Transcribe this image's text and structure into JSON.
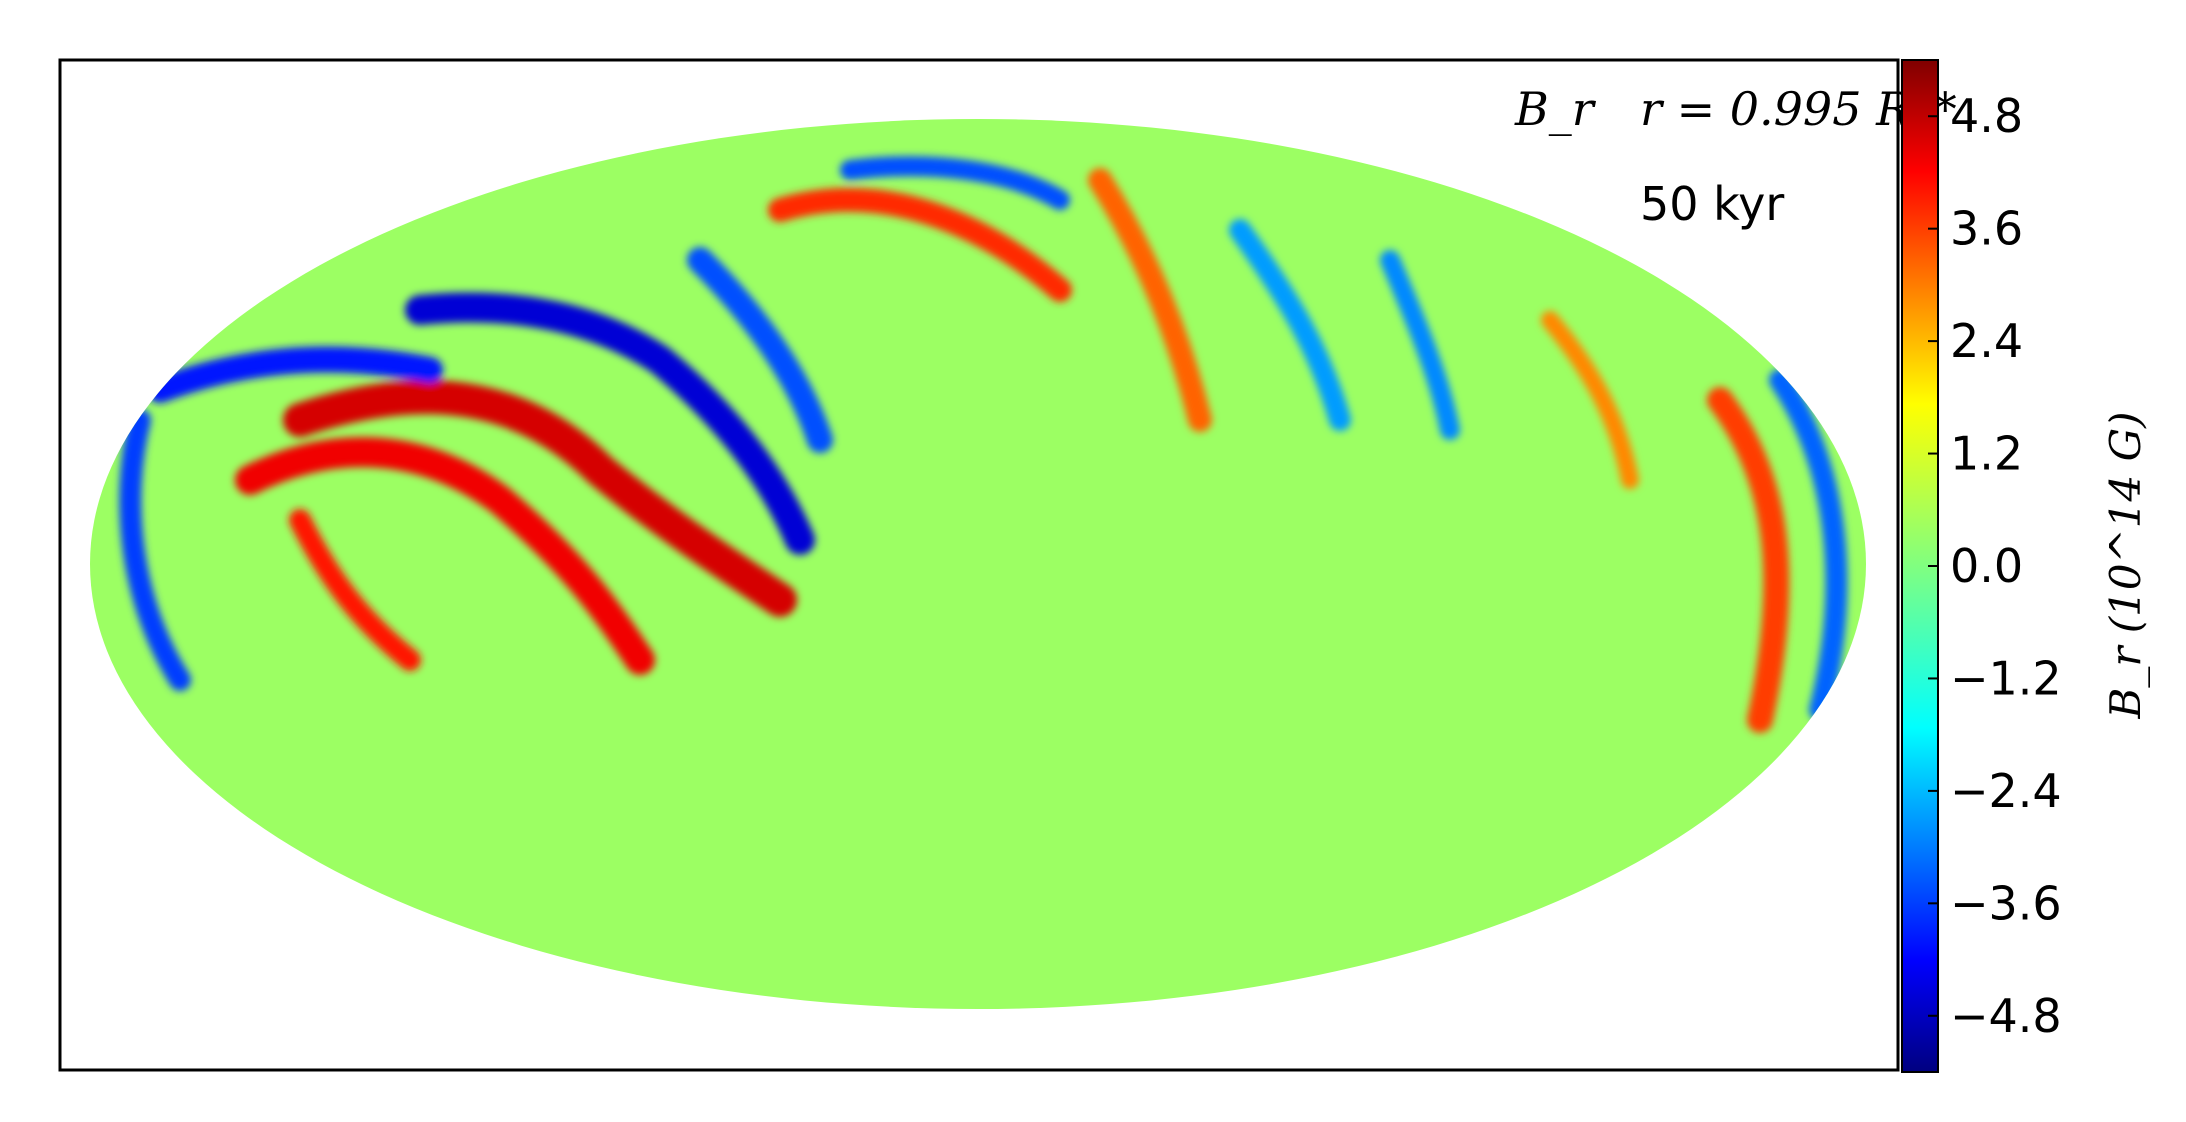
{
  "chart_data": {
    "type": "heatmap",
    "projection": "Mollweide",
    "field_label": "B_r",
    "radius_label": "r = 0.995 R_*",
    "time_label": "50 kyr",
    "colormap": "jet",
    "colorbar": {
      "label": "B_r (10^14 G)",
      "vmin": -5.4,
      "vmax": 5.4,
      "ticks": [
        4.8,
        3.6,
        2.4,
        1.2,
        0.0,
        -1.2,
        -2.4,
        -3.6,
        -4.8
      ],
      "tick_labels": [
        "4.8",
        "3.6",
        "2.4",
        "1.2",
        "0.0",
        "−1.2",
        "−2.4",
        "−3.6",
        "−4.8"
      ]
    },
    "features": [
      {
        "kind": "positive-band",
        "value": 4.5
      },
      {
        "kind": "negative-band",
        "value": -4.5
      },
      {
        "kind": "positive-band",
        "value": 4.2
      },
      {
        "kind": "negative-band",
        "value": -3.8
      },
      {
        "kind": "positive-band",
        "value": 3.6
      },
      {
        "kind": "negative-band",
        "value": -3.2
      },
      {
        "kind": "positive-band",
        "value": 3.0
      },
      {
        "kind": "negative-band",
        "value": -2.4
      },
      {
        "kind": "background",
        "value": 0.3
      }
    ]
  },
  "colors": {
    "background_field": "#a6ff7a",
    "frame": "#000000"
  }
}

§ **Instructions for the task**: The pictures should not be reproduced; quote all of the other material exactly.

§ **Full solution**:
Transcribe this image's text and structure into JSON.
{
  "chart_data": {
    "type": "heatmap",
    "projection": "Mollweide",
    "field_label": "B_r",
    "radius_label": "r = 0.995 R_*",
    "time_label": "50 kyr",
    "colormap": "jet",
    "colorbar": {
      "label": "B_r (10^14 G)",
      "vmin": -5.4,
      "vmax": 5.4,
      "ticks": [
        4.8,
        3.6,
        2.4,
        1.2,
        0.0,
        -1.2,
        -2.4,
        -3.6,
        -4.8
      ],
      "tick_labels": [
        "4.8",
        "3.6",
        "2.4",
        "1.2",
        "0.0",
        "−1.2",
        "−2.4",
        "−3.6",
        "−4.8"
      ]
    },
    "features": [
      {
        "kind": "positive-band",
        "value": 4.5
      },
      {
        "kind": "negative-band",
        "value": -4.5
      },
      {
        "kind": "positive-band",
        "value": 4.2
      },
      {
        "kind": "negative-band",
        "value": -3.8
      },
      {
        "kind": "positive-band",
        "value": 3.6
      },
      {
        "kind": "negative-band",
        "value": -3.2
      },
      {
        "kind": "positive-band",
        "value": 3.0
      },
      {
        "kind": "negative-band",
        "value": -2.4
      },
      {
        "kind": "background",
        "value": 0.3
      }
    ]
  },
  "colors": {
    "background_field": "#a6ff7a",
    "frame": "#000000"
  }
}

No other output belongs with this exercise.